§ **SHORT PROBLEM**
Transcribe all records exactly.

++++++++

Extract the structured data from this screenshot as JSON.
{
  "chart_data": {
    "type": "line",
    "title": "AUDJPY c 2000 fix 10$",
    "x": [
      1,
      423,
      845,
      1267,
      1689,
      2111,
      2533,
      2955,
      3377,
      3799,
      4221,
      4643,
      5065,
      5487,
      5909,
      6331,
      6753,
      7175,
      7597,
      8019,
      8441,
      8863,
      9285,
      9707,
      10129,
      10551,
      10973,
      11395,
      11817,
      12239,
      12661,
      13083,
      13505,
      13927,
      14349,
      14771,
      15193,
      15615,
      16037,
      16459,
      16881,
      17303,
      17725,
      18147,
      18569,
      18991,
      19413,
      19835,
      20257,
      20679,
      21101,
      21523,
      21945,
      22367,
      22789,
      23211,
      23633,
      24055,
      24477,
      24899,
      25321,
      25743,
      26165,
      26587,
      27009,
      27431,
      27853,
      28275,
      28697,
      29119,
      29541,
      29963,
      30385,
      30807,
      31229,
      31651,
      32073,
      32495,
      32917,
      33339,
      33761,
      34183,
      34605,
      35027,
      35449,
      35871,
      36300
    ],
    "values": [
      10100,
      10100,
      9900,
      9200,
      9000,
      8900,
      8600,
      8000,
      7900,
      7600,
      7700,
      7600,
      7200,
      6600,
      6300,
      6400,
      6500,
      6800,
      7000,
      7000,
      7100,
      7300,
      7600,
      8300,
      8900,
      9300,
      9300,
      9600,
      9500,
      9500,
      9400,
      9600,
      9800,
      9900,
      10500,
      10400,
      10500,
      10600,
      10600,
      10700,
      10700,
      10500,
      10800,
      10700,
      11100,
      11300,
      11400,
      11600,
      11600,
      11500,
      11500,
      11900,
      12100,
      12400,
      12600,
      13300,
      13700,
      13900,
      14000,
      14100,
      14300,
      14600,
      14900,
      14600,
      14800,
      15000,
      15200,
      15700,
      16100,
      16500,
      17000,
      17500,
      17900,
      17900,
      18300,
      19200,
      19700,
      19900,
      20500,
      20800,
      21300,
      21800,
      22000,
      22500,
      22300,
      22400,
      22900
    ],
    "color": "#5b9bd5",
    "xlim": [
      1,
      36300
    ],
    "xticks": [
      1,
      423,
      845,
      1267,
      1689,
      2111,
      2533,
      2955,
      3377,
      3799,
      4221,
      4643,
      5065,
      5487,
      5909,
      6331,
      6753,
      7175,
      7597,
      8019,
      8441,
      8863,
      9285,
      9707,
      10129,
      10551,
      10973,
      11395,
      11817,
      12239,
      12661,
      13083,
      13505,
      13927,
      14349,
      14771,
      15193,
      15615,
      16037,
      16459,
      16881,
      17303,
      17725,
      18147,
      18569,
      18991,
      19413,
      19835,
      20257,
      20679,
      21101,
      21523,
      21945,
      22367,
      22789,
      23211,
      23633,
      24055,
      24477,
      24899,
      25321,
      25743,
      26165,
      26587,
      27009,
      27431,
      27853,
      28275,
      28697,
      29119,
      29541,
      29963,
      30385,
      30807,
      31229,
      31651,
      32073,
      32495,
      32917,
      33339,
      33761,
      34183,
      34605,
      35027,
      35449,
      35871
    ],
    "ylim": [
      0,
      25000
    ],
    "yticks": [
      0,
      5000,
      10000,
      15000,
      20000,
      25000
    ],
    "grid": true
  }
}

++++++++

§ **OUTPUT OF THE TASK**
Extract the structured data from this screenshot as JSON.
{
  "chart_data": {
    "type": "line",
    "title": "AUDJPY c 2000 fix 10$",
    "x": [
      1,
      423,
      845,
      1267,
      1689,
      2111,
      2533,
      2955,
      3377,
      3799,
      4221,
      4643,
      5065,
      5487,
      5909,
      6331,
      6753,
      7175,
      7597,
      8019,
      8441,
      8863,
      9285,
      9707,
      10129,
      10551,
      10973,
      11395,
      11817,
      12239,
      12661,
      13083,
      13505,
      13927,
      14349,
      14771,
      15193,
      15615,
      16037,
      16459,
      16881,
      17303,
      17725,
      18147,
      18569,
      18991,
      19413,
      19835,
      20257,
      20679,
      21101,
      21523,
      21945,
      22367,
      22789,
      23211,
      23633,
      24055,
      24477,
      24899,
      25321,
      25743,
      26165,
      26587,
      27009,
      27431,
      27853,
      28275,
      28697,
      29119,
      29541,
      29963,
      30385,
      30807,
      31229,
      31651,
      32073,
      32495,
      32917,
      33339,
      33761,
      34183,
      34605,
      35027,
      35449,
      35871,
      36300
    ],
    "values": [
      10100,
      10100,
      9900,
      9200,
      9000,
      8900,
      8600,
      8000,
      7900,
      7600,
      7700,
      7600,
      7200,
      6600,
      6300,
      6400,
      6500,
      6800,
      7000,
      7000,
      7100,
      7300,
      7600,
      8300,
      8900,
      9300,
      9300,
      9600,
      9500,
      9500,
      9400,
      9600,
      9800,
      9900,
      10500,
      10400,
      10500,
      10600,
      10600,
      10700,
      10700,
      10500,
      10800,
      10700,
      11100,
      11300,
      11400,
      11600,
      11600,
      11500,
      11500,
      11900,
      12100,
      12400,
      12600,
      13300,
      13700,
      13900,
      14000,
      14100,
      14300,
      14600,
      14900,
      14600,
      14800,
      15000,
      15200,
      15700,
      16100,
      16500,
      17000,
      17500,
      17900,
      17900,
      18300,
      19200,
      19700,
      19900,
      20500,
      20800,
      21300,
      21800,
      22000,
      22500,
      22300,
      22400,
      22900
    ],
    "color": "#5b9bd5",
    "xlim": [
      1,
      36300
    ],
    "xticks": [
      1,
      423,
      845,
      1267,
      1689,
      2111,
      2533,
      2955,
      3377,
      3799,
      4221,
      4643,
      5065,
      5487,
      5909,
      6331,
      6753,
      7175,
      7597,
      8019,
      8441,
      8863,
      9285,
      9707,
      10129,
      10551,
      10973,
      11395,
      11817,
      12239,
      12661,
      13083,
      13505,
      13927,
      14349,
      14771,
      15193,
      15615,
      16037,
      16459,
      16881,
      17303,
      17725,
      18147,
      18569,
      18991,
      19413,
      19835,
      20257,
      20679,
      21101,
      21523,
      21945,
      22367,
      22789,
      23211,
      23633,
      24055,
      24477,
      24899,
      25321,
      25743,
      26165,
      26587,
      27009,
      27431,
      27853,
      28275,
      28697,
      29119,
      29541,
      29963,
      30385,
      30807,
      31229,
      31651,
      32073,
      32495,
      32917,
      33339,
      33761,
      34183,
      34605,
      35027,
      35449,
      35871
    ],
    "ylim": [
      0,
      25000
    ],
    "yticks": [
      0,
      5000,
      10000,
      15000,
      20000,
      25000
    ],
    "grid": true
  }
}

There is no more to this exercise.